* **What to produce**: Reproduce every row below word for word, leaving out the pictures.

* **Task material**:
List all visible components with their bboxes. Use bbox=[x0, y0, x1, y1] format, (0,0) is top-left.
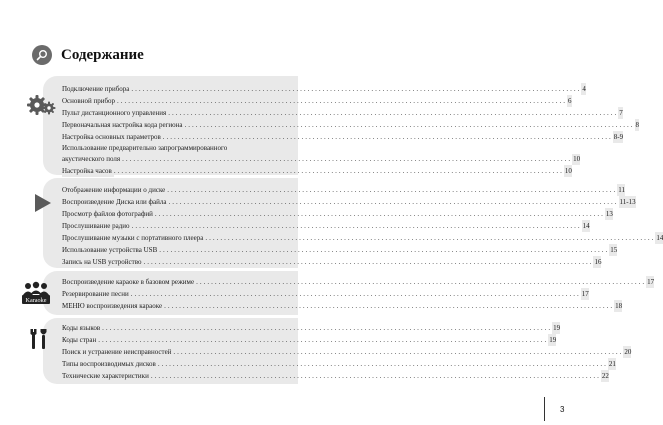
toc-entry-label: Запись на USB устройство bbox=[62, 258, 142, 266]
toc-entry-label: Поиск и устранение неисправностей bbox=[62, 348, 172, 356]
toc-entry-label: Основной прибор bbox=[62, 97, 116, 105]
toc-entry[interactable] bbox=[62, 322, 561, 334]
toc-entry[interactable] bbox=[62, 107, 623, 119]
toc-entry[interactable] bbox=[62, 244, 618, 256]
dot-leader: ........................................................................................................................ bbox=[168, 198, 619, 206]
toc-entry-label: Отображение информации о диске bbox=[62, 186, 166, 194]
toc-page-number: 15 bbox=[610, 246, 618, 254]
search-icon bbox=[32, 45, 52, 65]
toc-entry[interactable] bbox=[62, 334, 557, 346]
toc-page-number: 8-9 bbox=[613, 133, 624, 141]
toc-entry-label: Пульт дистанционного управления bbox=[62, 109, 167, 117]
toc-page-number: 19 bbox=[553, 324, 561, 332]
toc-entry-label-continued: акустического поля bbox=[62, 155, 121, 163]
toc-page-number: 4 bbox=[582, 85, 586, 93]
toc-entry[interactable] bbox=[62, 119, 640, 131]
play-icon bbox=[34, 193, 52, 213]
toc-entry-label: Прослушивание музыки с портативного плеера bbox=[62, 234, 204, 242]
toc-entry-label: Использование предварительно запрограммированного bbox=[62, 144, 228, 152]
toc-entry[interactable] bbox=[62, 131, 624, 143]
toc-page-number: 14 bbox=[582, 222, 590, 230]
toc-page-number: 18 bbox=[615, 302, 623, 310]
dot-leader: ........................................................................................................................ bbox=[150, 372, 601, 380]
toc-page-number: 8 bbox=[635, 121, 640, 129]
tools-icon bbox=[30, 328, 48, 350]
toc-group-playback bbox=[62, 184, 663, 268]
dot-leader: ........................................................................................................................ bbox=[98, 336, 549, 344]
toc-entry-label: Коды стран bbox=[62, 336, 97, 344]
toc-entry[interactable] bbox=[62, 288, 589, 300]
dot-leader: ........................................................................................................................ bbox=[157, 360, 608, 368]
toc-entry-label: Технические характеристики bbox=[62, 372, 149, 380]
karaoke-icon bbox=[22, 281, 50, 305]
toc-entry[interactable] bbox=[62, 220, 590, 232]
toc-page-number: 21 bbox=[608, 360, 616, 368]
toc-entry[interactable] bbox=[62, 95, 572, 107]
toc-group-reference bbox=[62, 322, 632, 382]
dot-leader: ........................................................................................................................ bbox=[159, 246, 610, 254]
toc-entry[interactable] bbox=[62, 83, 586, 95]
toc-page-number: 6 bbox=[568, 97, 572, 105]
dot-leader: ........................................................................................................................ bbox=[122, 155, 573, 163]
toc-entry-label: МЕНЮ воспроизведения караоке bbox=[62, 302, 163, 310]
toc-entry[interactable] bbox=[62, 143, 581, 165]
toc-page-number: 22 bbox=[601, 372, 609, 380]
toc-entry-label: Воспроизведение Диска или файла bbox=[62, 198, 167, 206]
toc-page-number: 10 bbox=[573, 155, 581, 163]
page-divider bbox=[544, 397, 545, 421]
toc-page-number: 13 bbox=[605, 210, 613, 218]
gear-icon bbox=[26, 91, 56, 117]
dot-leader: ........................................................................................................................ bbox=[167, 186, 618, 194]
toc-entry-label: Прослушивание радио bbox=[62, 222, 130, 230]
dot-leader: ........................................................................................................................ bbox=[164, 302, 615, 310]
toc-page-number: 11 bbox=[618, 186, 626, 194]
page-number: 3 bbox=[560, 405, 565, 414]
toc-group-karaoke bbox=[62, 276, 655, 312]
dot-leader: ........................................................................................................................ bbox=[162, 133, 613, 141]
dot-leader: ........................................................................................................................ bbox=[168, 109, 619, 117]
toc-entry[interactable] bbox=[62, 184, 626, 196]
toc-entry-label: Коды языков bbox=[62, 324, 101, 332]
toc-entry-label: Резервирование песни bbox=[62, 290, 129, 298]
toc-entry[interactable] bbox=[62, 358, 616, 370]
toc-entry[interactable] bbox=[62, 300, 623, 312]
toc-entry-label: Первоначальная настройка кода региона bbox=[62, 121, 183, 129]
dot-leader: ........................................................................................................................ bbox=[117, 97, 568, 105]
dot-leader: ........................................................................................................................ bbox=[173, 348, 624, 356]
dot-leader: ........................................................................................................................ bbox=[205, 234, 656, 242]
toc-page-number: 17 bbox=[647, 278, 655, 286]
toc-entry[interactable] bbox=[62, 165, 572, 177]
toc-page-number: 10 bbox=[564, 167, 572, 175]
toc-page-number: 17 bbox=[581, 290, 589, 298]
dot-leader: ........................................................................................................................ bbox=[143, 258, 594, 266]
dot-leader: ........................................................................................................................ bbox=[113, 167, 564, 175]
toc-entry[interactable] bbox=[62, 208, 613, 220]
dot-leader: ........................................................................................................................ bbox=[131, 85, 582, 93]
toc-entry-label: Воспроизведение караоке в базовом режиме bbox=[62, 278, 195, 286]
toc-page-number: 14 bbox=[656, 234, 663, 242]
toc-entry-label: Типы воспроизводимых дисков bbox=[62, 360, 156, 368]
toc-entry[interactable] bbox=[62, 276, 655, 288]
page-title: Содержание bbox=[61, 46, 144, 63]
dot-leader: ........................................................................................................................ bbox=[131, 222, 582, 230]
toc-page-number: 20 bbox=[624, 348, 632, 356]
toc-page-number: 19 bbox=[549, 336, 557, 344]
toc-page-number: 11-13 bbox=[619, 198, 636, 206]
toc-entry[interactable] bbox=[62, 346, 632, 358]
toc-page-number: 16 bbox=[594, 258, 602, 266]
dot-leader: ........................................................................................................................ bbox=[184, 121, 635, 129]
toc-entry[interactable] bbox=[62, 370, 609, 382]
toc-entry[interactable] bbox=[62, 196, 636, 208]
dot-leader: ........................................................................................................................ bbox=[196, 278, 647, 286]
toc-entry[interactable] bbox=[62, 256, 602, 268]
toc-group-setup bbox=[62, 83, 640, 177]
dot-leader: ........................................................................................................................ bbox=[130, 290, 581, 298]
toc-page-number: 7 bbox=[619, 109, 623, 117]
toc-entry-label: Настройка основных параметров bbox=[62, 133, 161, 141]
toc-entry-label: Использование устройства USB bbox=[62, 246, 158, 254]
toc-entry[interactable] bbox=[62, 232, 663, 244]
dot-leader: ........................................................................................................................ bbox=[102, 324, 553, 332]
toc-entry-label: Настройка часов bbox=[62, 167, 112, 175]
contents-header bbox=[32, 45, 144, 65]
karaoke-badge-text: Karaoke bbox=[25, 297, 47, 304]
dot-leader: ........................................................................................................................ bbox=[154, 210, 605, 218]
toc-entry-label: Подключение прибора bbox=[62, 85, 130, 93]
toc-entry-label: Просмотр файлов фотографий bbox=[62, 210, 153, 218]
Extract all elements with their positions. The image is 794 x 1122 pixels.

* **Task solution**:
List all visible components with their bboxes. Use bbox=[x0, y0, x1, y1] format, (0,0) is top-left.
toc-entry-label: Запись на USB устройство bbox=[62, 258, 142, 266]
toc-entry-label: Поиск и устранение неисправностей bbox=[62, 348, 172, 356]
toc-entry-label: Основной прибор bbox=[62, 97, 116, 105]
toc-entry[interactable] bbox=[62, 322, 561, 334]
toc-entry[interactable] bbox=[62, 107, 623, 119]
toc-entry[interactable] bbox=[62, 244, 618, 256]
dot-leader: ........................................................................................................................ bbox=[168, 198, 619, 206]
toc-entry-label: Отображение информации о диске bbox=[62, 186, 166, 194]
toc-page-number: 15 bbox=[610, 246, 618, 254]
search-icon bbox=[32, 45, 52, 65]
toc-entry[interactable] bbox=[62, 334, 557, 346]
toc-page-number: 8-9 bbox=[613, 133, 624, 141]
toc-entry-label: Пульт дистанционного управления bbox=[62, 109, 167, 117]
toc-page-number: 19 bbox=[553, 324, 561, 332]
toc-entry-label-continued: акустического поля bbox=[62, 155, 121, 163]
toc-page-number: 4 bbox=[582, 85, 586, 93]
toc-entry[interactable] bbox=[62, 119, 640, 131]
play-icon bbox=[34, 193, 52, 213]
toc-entry-label: Прослушивание музыки с портативного плеера bbox=[62, 234, 204, 242]
toc-entry-label: Использование предварительно запрограммированного bbox=[62, 144, 228, 152]
toc-entry[interactable] bbox=[62, 131, 624, 143]
toc-page-number: 14 bbox=[582, 222, 590, 230]
toc-page-number: 18 bbox=[615, 302, 623, 310]
dot-leader: ........................................................................................................................ bbox=[150, 372, 601, 380]
toc-page-number: 8 bbox=[635, 121, 640, 129]
tools-icon bbox=[30, 328, 48, 350]
toc-group-playback bbox=[62, 184, 663, 268]
dot-leader: ........................................................................................................................ bbox=[98, 336, 549, 344]
toc-entry-label: Коды стран bbox=[62, 336, 97, 344]
toc-entry[interactable] bbox=[62, 288, 589, 300]
dot-leader: ........................................................................................................................ bbox=[157, 360, 608, 368]
toc-entry-label: Технические характеристики bbox=[62, 372, 149, 380]
karaoke-icon bbox=[22, 281, 50, 305]
toc-entry[interactable] bbox=[62, 220, 590, 232]
toc-page-number: 21 bbox=[608, 360, 616, 368]
toc-entry[interactable] bbox=[62, 95, 572, 107]
toc-group-reference bbox=[62, 322, 632, 382]
dot-leader: ........................................................................................................................ bbox=[159, 246, 610, 254]
toc-entry[interactable] bbox=[62, 83, 586, 95]
toc-page-number: 6 bbox=[568, 97, 572, 105]
dot-leader: ........................................................................................................................ bbox=[122, 155, 573, 163]
toc-entry-label: МЕНЮ воспроизведения караоке bbox=[62, 302, 163, 310]
toc-entry[interactable] bbox=[62, 143, 581, 165]
toc-page-number: 22 bbox=[601, 372, 609, 380]
toc-entry-label: Воспроизведение Диска или файла bbox=[62, 198, 167, 206]
toc-page-number: 10 bbox=[573, 155, 581, 163]
page-divider bbox=[544, 397, 545, 421]
toc-page-number: 13 bbox=[605, 210, 613, 218]
gear-icon bbox=[26, 91, 56, 117]
dot-leader: ........................................................................................................................ bbox=[167, 186, 618, 194]
toc-entry-label: Прослушивание радио bbox=[62, 222, 130, 230]
dot-leader: ........................................................................................................................ bbox=[164, 302, 615, 310]
toc-page-number: 11 bbox=[618, 186, 626, 194]
page-number: 3 bbox=[560, 405, 565, 414]
toc-group-karaoke bbox=[62, 276, 655, 312]
dot-leader: ........................................................................................................................ bbox=[162, 133, 613, 141]
dot-leader: ........................................................................................................................ bbox=[168, 109, 619, 117]
toc-entry[interactable] bbox=[62, 184, 626, 196]
toc-entry-label: Коды языков bbox=[62, 324, 101, 332]
toc-entry-label: Резервирование песни bbox=[62, 290, 129, 298]
toc-entry[interactable] bbox=[62, 358, 616, 370]
toc-entry[interactable] bbox=[62, 300, 623, 312]
toc-entry-label: Первоначальная настройка кода региона bbox=[62, 121, 183, 129]
dot-leader: ........................................................................................................................ bbox=[117, 97, 568, 105]
dot-leader: ........................................................................................................................ bbox=[173, 348, 624, 356]
dot-leader: ........................................................................................................................ bbox=[205, 234, 656, 242]
toc-page-number: 17 bbox=[647, 278, 655, 286]
toc-entry[interactable] bbox=[62, 165, 572, 177]
toc-page-number: 10 bbox=[564, 167, 572, 175]
toc-page-number: 17 bbox=[581, 290, 589, 298]
dot-leader: ........................................................................................................................ bbox=[143, 258, 594, 266]
dot-leader: ........................................................................................................................ bbox=[113, 167, 564, 175]
toc-entry[interactable] bbox=[62, 208, 613, 220]
dot-leader: ........................................................................................................................ bbox=[131, 85, 582, 93]
toc-entry-label: Воспроизведение караоке в базовом режиме bbox=[62, 278, 195, 286]
toc-page-number: 14 bbox=[656, 234, 663, 242]
toc-entry-label: Типы воспроизводимых дисков bbox=[62, 360, 156, 368]
toc-entry[interactable] bbox=[62, 276, 655, 288]
page-title: Содержание bbox=[61, 46, 144, 63]
dot-leader: ........................................................................................................................ bbox=[131, 222, 582, 230]
toc-page-number: 20 bbox=[624, 348, 632, 356]
toc-page-number: 19 bbox=[549, 336, 557, 344]
toc-page-number: 11-13 bbox=[619, 198, 636, 206]
toc-entry[interactable] bbox=[62, 346, 632, 358]
toc-page-number: 16 bbox=[594, 258, 602, 266]
dot-leader: ........................................................................................................................ bbox=[184, 121, 635, 129]
toc-entry[interactable] bbox=[62, 370, 609, 382]
toc-entry[interactable] bbox=[62, 196, 636, 208]
dot-leader: ........................................................................................................................ bbox=[196, 278, 647, 286]
toc-entry[interactable] bbox=[62, 256, 602, 268]
toc-group-setup bbox=[62, 83, 640, 177]
dot-leader: ........................................................................................................................ bbox=[130, 290, 581, 298]
toc-page-number: 7 bbox=[619, 109, 623, 117]
toc-entry-label: Настройка основных параметров bbox=[62, 133, 161, 141]
toc-entry-label: Использование устройства USB bbox=[62, 246, 158, 254]
toc-entry[interactable] bbox=[62, 232, 663, 244]
dot-leader: ........................................................................................................................ bbox=[102, 324, 553, 332]
toc-entry-label: Настройка часов bbox=[62, 167, 112, 175]
contents-header bbox=[32, 45, 144, 65]
karaoke-badge-text: Karaoke bbox=[25, 297, 47, 304]
dot-leader: ........................................................................................................................ bbox=[154, 210, 605, 218]
toc-entry-label: Подключение прибора bbox=[62, 85, 130, 93]
toc-entry-label: Просмотр файлов фотографий bbox=[62, 210, 153, 218]
Extract all elements with their positions. The image is 794 x 1122 pixels.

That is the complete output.